Objective: Every line of the records must be repeated exactly; pictures stay out.
::: Data for processing
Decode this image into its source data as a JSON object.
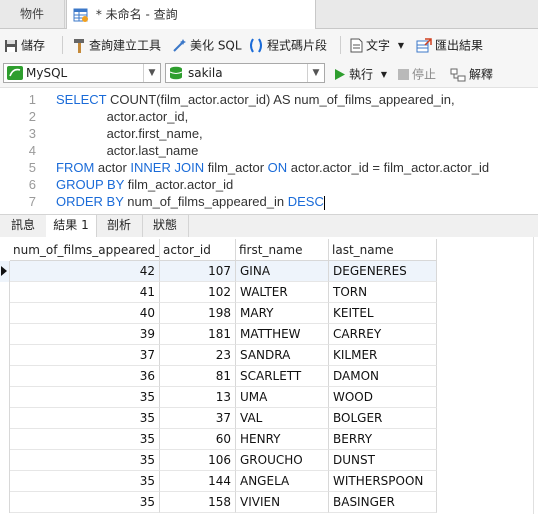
{
  "tabs": {
    "objects_label": "物件",
    "query_label": "* 未命名 - 查詢"
  },
  "toolbar": {
    "save": "儲存",
    "query_builder": "查詢建立工具",
    "beautify_sql": "美化 SQL",
    "code_snippets": "程式碼片段",
    "text": "文字",
    "export_results": "匯出結果"
  },
  "connection": {
    "server": "MySQL",
    "database": "sakila",
    "run": "執行",
    "stop": "停止",
    "explain": "解釋"
  },
  "editor": {
    "lines": [
      {
        "n": "1",
        "parts": [
          {
            "t": "SELECT",
            "k": true
          },
          {
            "t": " COUNT(film_actor.actor_id) AS num_of_films_appeared_in,",
            "k": false
          }
        ]
      },
      {
        "n": "2",
        "parts": [
          {
            "t": "              actor.actor_id,",
            "k": false
          }
        ]
      },
      {
        "n": "3",
        "parts": [
          {
            "t": "              actor.first_name,",
            "k": false
          }
        ]
      },
      {
        "n": "4",
        "parts": [
          {
            "t": "              actor.last_name",
            "k": false
          }
        ]
      },
      {
        "n": "5",
        "parts": [
          {
            "t": "FROM",
            "k": true
          },
          {
            "t": " actor ",
            "k": false
          },
          {
            "t": "INNER JOIN",
            "k": true
          },
          {
            "t": " film_actor ",
            "k": false
          },
          {
            "t": "ON",
            "k": true
          },
          {
            "t": " actor.actor_id = film_actor.actor_id",
            "k": false
          }
        ]
      },
      {
        "n": "6",
        "parts": [
          {
            "t": "GROUP BY",
            "k": true
          },
          {
            "t": " film_actor.actor_id",
            "k": false
          }
        ]
      },
      {
        "n": "7",
        "parts": [
          {
            "t": "ORDER BY",
            "k": true
          },
          {
            "t": " num_of_films_appeared_in ",
            "k": false
          },
          {
            "t": "DESC",
            "k": true
          }
        ]
      }
    ]
  },
  "result_tabs": [
    "訊息",
    "結果 1",
    "剖析",
    "狀態"
  ],
  "grid": {
    "columns": [
      "num_of_films_appeared_in",
      "actor_id",
      "first_name",
      "last_name"
    ],
    "rows": [
      [
        "42",
        "107",
        "GINA",
        "DEGENERES"
      ],
      [
        "41",
        "102",
        "WALTER",
        "TORN"
      ],
      [
        "40",
        "198",
        "MARY",
        "KEITEL"
      ],
      [
        "39",
        "181",
        "MATTHEW",
        "CARREY"
      ],
      [
        "37",
        "23",
        "SANDRA",
        "KILMER"
      ],
      [
        "36",
        "81",
        "SCARLETT",
        "DAMON"
      ],
      [
        "35",
        "13",
        "UMA",
        "WOOD"
      ],
      [
        "35",
        "37",
        "VAL",
        "BOLGER"
      ],
      [
        "35",
        "60",
        "HENRY",
        "BERRY"
      ],
      [
        "35",
        "106",
        "GROUCHO",
        "DUNST"
      ],
      [
        "35",
        "144",
        "ANGELA",
        "WITHERSPOON"
      ],
      [
        "35",
        "158",
        "VIVIEN",
        "BASINGER"
      ]
    ]
  },
  "colors": {
    "keyword": "#1a6bd8",
    "run_green": "#2e9e2e",
    "selected_row": "#eef4fb"
  }
}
::::::
Correct answer:
Decode this image into its source data as a JSON object.
{
  "tabs": {
    "objects_label": "物件",
    "query_label": "* 未命名 - 查詢"
  },
  "toolbar": {
    "save": "儲存",
    "query_builder": "查詢建立工具",
    "beautify_sql": "美化 SQL",
    "code_snippets": "程式碼片段",
    "text": "文字",
    "export_results": "匯出結果"
  },
  "connection": {
    "server": "MySQL",
    "database": "sakila",
    "run": "執行",
    "stop": "停止",
    "explain": "解釋"
  },
  "editor": {
    "lines": [
      {
        "n": "1",
        "parts": [
          {
            "t": "SELECT",
            "k": true
          },
          {
            "t": " COUNT(film_actor.actor_id) AS num_of_films_appeared_in,",
            "k": false
          }
        ]
      },
      {
        "n": "2",
        "parts": [
          {
            "t": "              actor.actor_id,",
            "k": false
          }
        ]
      },
      {
        "n": "3",
        "parts": [
          {
            "t": "              actor.first_name,",
            "k": false
          }
        ]
      },
      {
        "n": "4",
        "parts": [
          {
            "t": "              actor.last_name",
            "k": false
          }
        ]
      },
      {
        "n": "5",
        "parts": [
          {
            "t": "FROM",
            "k": true
          },
          {
            "t": " actor ",
            "k": false
          },
          {
            "t": "INNER JOIN",
            "k": true
          },
          {
            "t": " film_actor ",
            "k": false
          },
          {
            "t": "ON",
            "k": true
          },
          {
            "t": " actor.actor_id = film_actor.actor_id",
            "k": false
          }
        ]
      },
      {
        "n": "6",
        "parts": [
          {
            "t": "GROUP BY",
            "k": true
          },
          {
            "t": " film_actor.actor_id",
            "k": false
          }
        ]
      },
      {
        "n": "7",
        "parts": [
          {
            "t": "ORDER BY",
            "k": true
          },
          {
            "t": " num_of_films_appeared_in ",
            "k": false
          },
          {
            "t": "DESC",
            "k": true
          }
        ]
      }
    ]
  },
  "result_tabs": [
    "訊息",
    "結果 1",
    "剖析",
    "狀態"
  ],
  "grid": {
    "columns": [
      "num_of_films_appeared_in",
      "actor_id",
      "first_name",
      "last_name"
    ],
    "rows": [
      [
        "42",
        "107",
        "GINA",
        "DEGENERES"
      ],
      [
        "41",
        "102",
        "WALTER",
        "TORN"
      ],
      [
        "40",
        "198",
        "MARY",
        "KEITEL"
      ],
      [
        "39",
        "181",
        "MATTHEW",
        "CARREY"
      ],
      [
        "37",
        "23",
        "SANDRA",
        "KILMER"
      ],
      [
        "36",
        "81",
        "SCARLETT",
        "DAMON"
      ],
      [
        "35",
        "13",
        "UMA",
        "WOOD"
      ],
      [
        "35",
        "37",
        "VAL",
        "BOLGER"
      ],
      [
        "35",
        "60",
        "HENRY",
        "BERRY"
      ],
      [
        "35",
        "106",
        "GROUCHO",
        "DUNST"
      ],
      [
        "35",
        "144",
        "ANGELA",
        "WITHERSPOON"
      ],
      [
        "35",
        "158",
        "VIVIEN",
        "BASINGER"
      ]
    ]
  },
  "colors": {
    "keyword": "#1a6bd8",
    "run_green": "#2e9e2e",
    "selected_row": "#eef4fb"
  }
}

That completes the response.